Description of the task:
Copy every line from the one containing "trend-line xyxy=(675,248,824,300)" down to the one containing "circled-wave-number: 1 xyxy=(36,95,43,110)", both included, without changing anything.

--- Dataset excerpts ---

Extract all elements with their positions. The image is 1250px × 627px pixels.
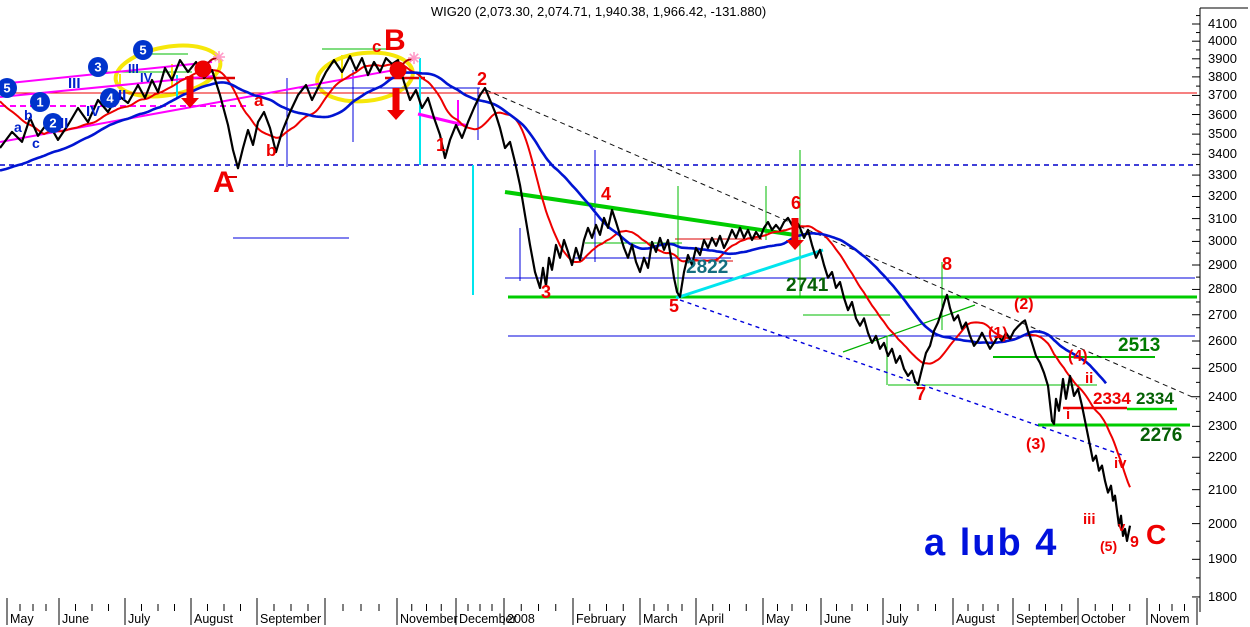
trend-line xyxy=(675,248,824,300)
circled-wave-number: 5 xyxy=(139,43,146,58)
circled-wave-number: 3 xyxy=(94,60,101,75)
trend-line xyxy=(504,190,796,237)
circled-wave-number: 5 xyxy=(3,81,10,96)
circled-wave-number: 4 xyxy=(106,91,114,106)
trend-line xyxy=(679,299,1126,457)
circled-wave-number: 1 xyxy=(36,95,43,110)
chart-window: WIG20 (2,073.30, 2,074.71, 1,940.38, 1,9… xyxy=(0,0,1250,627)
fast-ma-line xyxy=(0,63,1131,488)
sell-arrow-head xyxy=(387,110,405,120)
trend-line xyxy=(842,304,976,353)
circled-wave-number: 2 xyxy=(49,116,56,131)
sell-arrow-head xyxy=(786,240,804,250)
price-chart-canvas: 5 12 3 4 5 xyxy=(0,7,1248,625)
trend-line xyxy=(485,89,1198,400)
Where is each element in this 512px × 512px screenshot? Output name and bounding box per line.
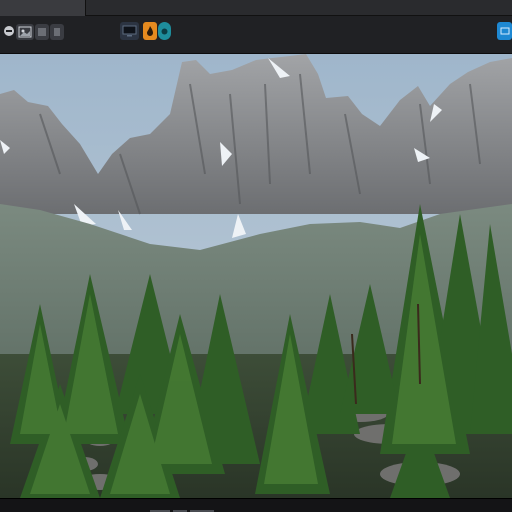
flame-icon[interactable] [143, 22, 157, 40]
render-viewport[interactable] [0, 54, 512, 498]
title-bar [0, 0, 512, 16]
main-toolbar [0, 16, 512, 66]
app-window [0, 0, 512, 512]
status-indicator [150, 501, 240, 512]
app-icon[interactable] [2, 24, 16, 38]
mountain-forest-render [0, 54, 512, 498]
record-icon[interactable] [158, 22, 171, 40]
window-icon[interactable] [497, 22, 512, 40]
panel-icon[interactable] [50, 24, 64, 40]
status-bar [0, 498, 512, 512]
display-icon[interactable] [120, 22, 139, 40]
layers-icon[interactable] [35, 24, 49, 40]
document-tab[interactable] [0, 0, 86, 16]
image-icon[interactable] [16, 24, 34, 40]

---

Correct response:
trend-line xyxy=(675,248,824,300)
circled-wave-number: 5 xyxy=(139,43,146,58)
circled-wave-number: 3 xyxy=(94,60,101,75)
trend-line xyxy=(504,190,796,237)
circled-wave-number: 5 xyxy=(3,81,10,96)
circled-wave-number: 4 xyxy=(106,91,114,106)
trend-line xyxy=(679,299,1126,457)
circled-wave-number: 1 xyxy=(36,95,43,110)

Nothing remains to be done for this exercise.